§ **THE TASK**: Would you output the whole listing below, exactly as it reads?

[Records contained in a dataset]
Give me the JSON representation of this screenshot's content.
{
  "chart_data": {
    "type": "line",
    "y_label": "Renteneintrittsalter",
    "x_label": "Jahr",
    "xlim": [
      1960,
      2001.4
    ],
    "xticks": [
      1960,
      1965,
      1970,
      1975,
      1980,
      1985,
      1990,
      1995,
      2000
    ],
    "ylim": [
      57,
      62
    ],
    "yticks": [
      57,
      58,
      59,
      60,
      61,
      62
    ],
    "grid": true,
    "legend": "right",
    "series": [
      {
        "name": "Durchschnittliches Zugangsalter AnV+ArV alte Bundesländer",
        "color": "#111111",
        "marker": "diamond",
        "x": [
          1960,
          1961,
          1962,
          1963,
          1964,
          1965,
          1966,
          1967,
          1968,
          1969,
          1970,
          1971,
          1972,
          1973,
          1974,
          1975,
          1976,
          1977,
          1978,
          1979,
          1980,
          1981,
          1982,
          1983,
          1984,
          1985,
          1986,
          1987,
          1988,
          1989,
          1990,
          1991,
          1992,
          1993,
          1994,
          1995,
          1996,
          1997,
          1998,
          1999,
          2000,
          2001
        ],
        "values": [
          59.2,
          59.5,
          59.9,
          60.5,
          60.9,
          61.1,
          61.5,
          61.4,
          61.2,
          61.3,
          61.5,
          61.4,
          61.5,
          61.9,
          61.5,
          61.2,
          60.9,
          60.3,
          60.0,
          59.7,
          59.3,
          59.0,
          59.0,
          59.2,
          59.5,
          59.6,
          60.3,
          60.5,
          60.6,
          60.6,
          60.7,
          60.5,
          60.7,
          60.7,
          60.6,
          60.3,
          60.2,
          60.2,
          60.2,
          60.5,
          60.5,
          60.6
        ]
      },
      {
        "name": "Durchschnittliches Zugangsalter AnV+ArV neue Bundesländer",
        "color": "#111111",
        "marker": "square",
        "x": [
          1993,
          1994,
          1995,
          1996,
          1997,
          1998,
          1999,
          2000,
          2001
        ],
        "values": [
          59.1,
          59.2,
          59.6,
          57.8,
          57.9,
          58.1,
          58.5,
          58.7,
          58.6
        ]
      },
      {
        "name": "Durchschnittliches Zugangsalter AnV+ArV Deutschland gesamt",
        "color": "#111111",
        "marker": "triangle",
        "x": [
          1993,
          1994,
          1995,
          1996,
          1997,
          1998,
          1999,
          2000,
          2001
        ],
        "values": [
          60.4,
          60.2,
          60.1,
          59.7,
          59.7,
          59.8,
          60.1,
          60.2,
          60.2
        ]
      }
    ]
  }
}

§ **SOLVED EXERCISE**:
Give me the JSON representation of this screenshot's content.
{
  "chart_data": {
    "type": "line",
    "y_label": "Renteneintrittsalter",
    "x_label": "Jahr",
    "xlim": [
      1960,
      2001.4
    ],
    "xticks": [
      1960,
      1965,
      1970,
      1975,
      1980,
      1985,
      1990,
      1995,
      2000
    ],
    "ylim": [
      57,
      62
    ],
    "yticks": [
      57,
      58,
      59,
      60,
      61,
      62
    ],
    "grid": true,
    "legend": "right",
    "series": [
      {
        "name": "Durchschnittliches Zugangsalter AnV+ArV alte Bundesländer",
        "color": "#111111",
        "marker": "diamond",
        "x": [
          1960,
          1961,
          1962,
          1963,
          1964,
          1965,
          1966,
          1967,
          1968,
          1969,
          1970,
          1971,
          1972,
          1973,
          1974,
          1975,
          1976,
          1977,
          1978,
          1979,
          1980,
          1981,
          1982,
          1983,
          1984,
          1985,
          1986,
          1987,
          1988,
          1989,
          1990,
          1991,
          1992,
          1993,
          1994,
          1995,
          1996,
          1997,
          1998,
          1999,
          2000,
          2001
        ],
        "values": [
          59.2,
          59.5,
          59.9,
          60.5,
          60.9,
          61.1,
          61.5,
          61.4,
          61.2,
          61.3,
          61.5,
          61.4,
          61.5,
          61.9,
          61.5,
          61.2,
          60.9,
          60.3,
          60.0,
          59.7,
          59.3,
          59.0,
          59.0,
          59.2,
          59.5,
          59.6,
          60.3,
          60.5,
          60.6,
          60.6,
          60.7,
          60.5,
          60.7,
          60.7,
          60.6,
          60.3,
          60.2,
          60.2,
          60.2,
          60.5,
          60.5,
          60.6
        ]
      },
      {
        "name": "Durchschnittliches Zugangsalter AnV+ArV neue Bundesländer",
        "color": "#111111",
        "marker": "square",
        "x": [
          1993,
          1994,
          1995,
          1996,
          1997,
          1998,
          1999,
          2000,
          2001
        ],
        "values": [
          59.1,
          59.2,
          59.6,
          57.8,
          57.9,
          58.1,
          58.5,
          58.7,
          58.6
        ]
      },
      {
        "name": "Durchschnittliches Zugangsalter AnV+ArV Deutschland gesamt",
        "color": "#111111",
        "marker": "triangle",
        "x": [
          1993,
          1994,
          1995,
          1996,
          1997,
          1998,
          1999,
          2000,
          2001
        ],
        "values": [
          60.4,
          60.2,
          60.1,
          59.7,
          59.7,
          59.8,
          60.1,
          60.2,
          60.2
        ]
      }
    ]
  }
}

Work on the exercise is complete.